Dataset items
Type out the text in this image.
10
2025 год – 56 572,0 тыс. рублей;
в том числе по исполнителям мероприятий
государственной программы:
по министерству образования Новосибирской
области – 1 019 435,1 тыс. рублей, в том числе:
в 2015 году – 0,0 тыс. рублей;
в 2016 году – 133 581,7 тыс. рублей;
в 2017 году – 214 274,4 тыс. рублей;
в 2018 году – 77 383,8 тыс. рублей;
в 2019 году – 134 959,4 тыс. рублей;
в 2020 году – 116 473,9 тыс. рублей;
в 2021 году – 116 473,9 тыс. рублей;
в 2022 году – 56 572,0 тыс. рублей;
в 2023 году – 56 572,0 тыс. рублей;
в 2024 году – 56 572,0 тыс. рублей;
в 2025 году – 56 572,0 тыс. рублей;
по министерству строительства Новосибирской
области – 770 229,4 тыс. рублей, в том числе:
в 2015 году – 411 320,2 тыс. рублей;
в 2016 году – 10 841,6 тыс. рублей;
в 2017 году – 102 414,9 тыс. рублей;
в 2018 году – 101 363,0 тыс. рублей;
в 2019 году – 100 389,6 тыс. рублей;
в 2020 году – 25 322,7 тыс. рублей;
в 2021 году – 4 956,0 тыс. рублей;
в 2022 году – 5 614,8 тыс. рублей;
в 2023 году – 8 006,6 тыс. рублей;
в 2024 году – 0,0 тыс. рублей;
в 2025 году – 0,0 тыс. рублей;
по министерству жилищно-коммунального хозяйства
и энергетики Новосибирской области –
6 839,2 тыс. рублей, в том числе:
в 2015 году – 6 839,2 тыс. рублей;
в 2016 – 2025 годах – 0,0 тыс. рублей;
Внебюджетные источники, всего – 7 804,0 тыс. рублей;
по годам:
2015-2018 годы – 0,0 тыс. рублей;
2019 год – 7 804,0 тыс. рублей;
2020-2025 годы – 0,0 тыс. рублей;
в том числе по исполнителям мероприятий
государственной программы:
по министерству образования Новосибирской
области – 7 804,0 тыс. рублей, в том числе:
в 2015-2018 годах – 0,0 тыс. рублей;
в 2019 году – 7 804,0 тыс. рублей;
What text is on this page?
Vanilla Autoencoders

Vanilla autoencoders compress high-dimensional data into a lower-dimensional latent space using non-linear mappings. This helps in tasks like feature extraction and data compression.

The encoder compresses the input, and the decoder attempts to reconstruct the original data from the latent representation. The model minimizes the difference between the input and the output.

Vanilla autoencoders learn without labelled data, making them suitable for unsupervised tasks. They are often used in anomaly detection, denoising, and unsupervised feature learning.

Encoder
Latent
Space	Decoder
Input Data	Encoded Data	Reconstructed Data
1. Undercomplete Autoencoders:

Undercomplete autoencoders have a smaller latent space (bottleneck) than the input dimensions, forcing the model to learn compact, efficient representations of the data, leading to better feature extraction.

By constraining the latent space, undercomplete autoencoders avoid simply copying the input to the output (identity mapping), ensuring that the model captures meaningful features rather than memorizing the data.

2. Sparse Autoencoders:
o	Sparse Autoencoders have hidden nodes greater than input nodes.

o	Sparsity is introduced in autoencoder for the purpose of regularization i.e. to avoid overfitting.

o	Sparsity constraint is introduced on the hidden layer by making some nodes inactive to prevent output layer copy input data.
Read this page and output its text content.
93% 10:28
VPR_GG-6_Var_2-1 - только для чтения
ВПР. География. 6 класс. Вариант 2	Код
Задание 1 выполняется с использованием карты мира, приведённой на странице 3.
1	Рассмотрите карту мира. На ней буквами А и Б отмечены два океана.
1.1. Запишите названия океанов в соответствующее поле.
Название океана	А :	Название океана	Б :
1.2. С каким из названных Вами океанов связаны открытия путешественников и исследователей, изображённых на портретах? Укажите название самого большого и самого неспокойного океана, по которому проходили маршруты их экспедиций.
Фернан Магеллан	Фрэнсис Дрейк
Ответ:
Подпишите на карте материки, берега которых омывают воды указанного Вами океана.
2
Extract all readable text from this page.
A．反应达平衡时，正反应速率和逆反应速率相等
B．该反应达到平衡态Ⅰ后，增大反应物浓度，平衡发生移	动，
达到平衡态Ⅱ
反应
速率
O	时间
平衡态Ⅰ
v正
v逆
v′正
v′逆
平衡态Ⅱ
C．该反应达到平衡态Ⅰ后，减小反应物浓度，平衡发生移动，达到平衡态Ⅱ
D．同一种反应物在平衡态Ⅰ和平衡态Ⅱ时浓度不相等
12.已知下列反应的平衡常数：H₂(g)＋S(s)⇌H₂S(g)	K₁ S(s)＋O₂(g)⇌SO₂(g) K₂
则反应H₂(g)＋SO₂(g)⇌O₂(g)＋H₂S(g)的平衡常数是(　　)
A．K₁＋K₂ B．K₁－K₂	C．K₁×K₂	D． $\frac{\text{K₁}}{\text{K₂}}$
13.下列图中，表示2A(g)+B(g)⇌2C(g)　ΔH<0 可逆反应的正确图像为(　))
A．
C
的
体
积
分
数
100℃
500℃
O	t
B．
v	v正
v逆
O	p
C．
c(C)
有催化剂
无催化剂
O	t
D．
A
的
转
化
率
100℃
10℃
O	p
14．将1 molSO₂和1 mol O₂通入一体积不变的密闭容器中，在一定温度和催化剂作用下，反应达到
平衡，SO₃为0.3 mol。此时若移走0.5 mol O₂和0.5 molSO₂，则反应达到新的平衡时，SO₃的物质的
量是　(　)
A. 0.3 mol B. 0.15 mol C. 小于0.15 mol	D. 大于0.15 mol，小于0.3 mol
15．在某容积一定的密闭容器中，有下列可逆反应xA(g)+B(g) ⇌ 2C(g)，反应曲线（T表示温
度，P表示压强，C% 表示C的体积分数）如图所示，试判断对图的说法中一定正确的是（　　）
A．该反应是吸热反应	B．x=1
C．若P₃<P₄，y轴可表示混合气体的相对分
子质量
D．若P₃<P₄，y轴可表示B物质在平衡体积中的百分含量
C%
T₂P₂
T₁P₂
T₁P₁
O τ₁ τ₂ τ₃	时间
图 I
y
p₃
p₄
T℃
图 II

__WRITTEN PROBLEM__:
Find the lines holding "годы" and list every one.

__SOLUTION BELOW__:
2015-2018 годы – 0,0 тыс. рублей;
2020-2025 годы – 0,0 тыс. рублей;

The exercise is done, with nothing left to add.